# Directive
Of the lines in the listing below, how many hold "株洲日报"? Answer with the number only.

# Source data
::::
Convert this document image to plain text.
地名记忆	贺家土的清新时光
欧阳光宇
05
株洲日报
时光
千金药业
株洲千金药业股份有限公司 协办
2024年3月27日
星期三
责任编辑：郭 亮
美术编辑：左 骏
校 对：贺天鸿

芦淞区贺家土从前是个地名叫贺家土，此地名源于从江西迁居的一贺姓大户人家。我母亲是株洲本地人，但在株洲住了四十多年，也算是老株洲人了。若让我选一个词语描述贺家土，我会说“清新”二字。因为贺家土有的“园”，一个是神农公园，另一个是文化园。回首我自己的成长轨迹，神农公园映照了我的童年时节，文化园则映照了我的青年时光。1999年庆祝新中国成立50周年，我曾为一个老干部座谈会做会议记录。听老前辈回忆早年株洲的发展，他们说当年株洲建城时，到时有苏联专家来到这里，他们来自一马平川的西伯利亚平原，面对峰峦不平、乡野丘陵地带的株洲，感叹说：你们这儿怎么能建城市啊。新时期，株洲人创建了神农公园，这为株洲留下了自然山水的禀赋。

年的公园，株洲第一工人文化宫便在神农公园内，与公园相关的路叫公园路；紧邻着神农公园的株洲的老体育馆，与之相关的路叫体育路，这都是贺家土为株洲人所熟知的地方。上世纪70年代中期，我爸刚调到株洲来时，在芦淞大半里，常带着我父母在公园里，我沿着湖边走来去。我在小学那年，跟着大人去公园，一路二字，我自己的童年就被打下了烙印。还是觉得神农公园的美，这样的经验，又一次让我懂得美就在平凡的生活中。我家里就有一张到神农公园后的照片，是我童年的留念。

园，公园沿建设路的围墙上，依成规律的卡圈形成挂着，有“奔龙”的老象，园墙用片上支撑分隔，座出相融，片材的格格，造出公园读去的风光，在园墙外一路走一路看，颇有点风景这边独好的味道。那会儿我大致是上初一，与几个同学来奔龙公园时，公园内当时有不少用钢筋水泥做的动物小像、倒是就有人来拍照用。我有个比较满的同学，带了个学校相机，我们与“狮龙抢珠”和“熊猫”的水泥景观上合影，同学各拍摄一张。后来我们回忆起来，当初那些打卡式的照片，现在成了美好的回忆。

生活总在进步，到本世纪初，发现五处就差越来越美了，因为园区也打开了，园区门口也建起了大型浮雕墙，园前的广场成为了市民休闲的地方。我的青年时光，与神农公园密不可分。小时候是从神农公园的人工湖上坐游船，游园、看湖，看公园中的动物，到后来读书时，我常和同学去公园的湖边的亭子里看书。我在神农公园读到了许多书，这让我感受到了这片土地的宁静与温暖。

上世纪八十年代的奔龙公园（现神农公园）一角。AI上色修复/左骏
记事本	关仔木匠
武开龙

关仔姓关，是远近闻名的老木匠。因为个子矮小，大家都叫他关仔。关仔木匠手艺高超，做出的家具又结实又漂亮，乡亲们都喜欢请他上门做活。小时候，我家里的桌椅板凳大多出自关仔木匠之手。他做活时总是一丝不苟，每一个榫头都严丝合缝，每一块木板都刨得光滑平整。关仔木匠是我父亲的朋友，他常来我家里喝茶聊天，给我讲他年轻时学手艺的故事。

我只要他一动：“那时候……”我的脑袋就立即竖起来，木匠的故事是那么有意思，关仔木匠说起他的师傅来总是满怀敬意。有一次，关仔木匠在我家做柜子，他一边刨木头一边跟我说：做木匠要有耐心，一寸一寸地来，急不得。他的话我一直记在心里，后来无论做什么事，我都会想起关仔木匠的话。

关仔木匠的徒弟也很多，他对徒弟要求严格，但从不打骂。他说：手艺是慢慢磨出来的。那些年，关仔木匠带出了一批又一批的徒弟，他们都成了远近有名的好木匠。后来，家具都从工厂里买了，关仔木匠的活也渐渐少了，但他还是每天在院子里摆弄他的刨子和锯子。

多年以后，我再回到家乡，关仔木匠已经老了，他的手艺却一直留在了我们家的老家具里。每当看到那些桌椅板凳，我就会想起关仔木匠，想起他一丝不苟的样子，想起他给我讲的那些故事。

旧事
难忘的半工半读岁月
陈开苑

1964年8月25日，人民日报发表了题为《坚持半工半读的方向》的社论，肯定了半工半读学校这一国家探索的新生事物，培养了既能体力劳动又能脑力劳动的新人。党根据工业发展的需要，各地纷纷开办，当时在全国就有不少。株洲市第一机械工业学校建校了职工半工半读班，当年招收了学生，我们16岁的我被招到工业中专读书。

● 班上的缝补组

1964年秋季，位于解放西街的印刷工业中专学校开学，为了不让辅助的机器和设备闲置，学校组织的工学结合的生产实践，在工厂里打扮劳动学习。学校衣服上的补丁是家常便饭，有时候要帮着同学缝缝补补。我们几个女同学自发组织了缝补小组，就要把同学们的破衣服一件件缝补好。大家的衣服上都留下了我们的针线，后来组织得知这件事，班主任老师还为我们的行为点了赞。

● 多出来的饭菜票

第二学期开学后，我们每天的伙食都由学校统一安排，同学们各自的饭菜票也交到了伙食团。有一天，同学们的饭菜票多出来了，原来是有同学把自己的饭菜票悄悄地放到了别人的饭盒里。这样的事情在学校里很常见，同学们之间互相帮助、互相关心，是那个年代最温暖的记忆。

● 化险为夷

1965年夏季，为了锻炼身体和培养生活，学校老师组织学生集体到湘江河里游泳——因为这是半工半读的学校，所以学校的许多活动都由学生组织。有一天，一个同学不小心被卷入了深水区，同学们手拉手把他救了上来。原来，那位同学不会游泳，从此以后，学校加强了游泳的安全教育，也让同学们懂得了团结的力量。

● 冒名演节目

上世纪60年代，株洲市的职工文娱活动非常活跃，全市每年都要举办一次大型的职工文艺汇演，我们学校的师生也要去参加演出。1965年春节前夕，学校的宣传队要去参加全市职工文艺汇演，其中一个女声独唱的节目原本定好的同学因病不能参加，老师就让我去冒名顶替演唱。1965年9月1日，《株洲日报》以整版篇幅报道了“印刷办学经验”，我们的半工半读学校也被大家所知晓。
::::
# Task result
2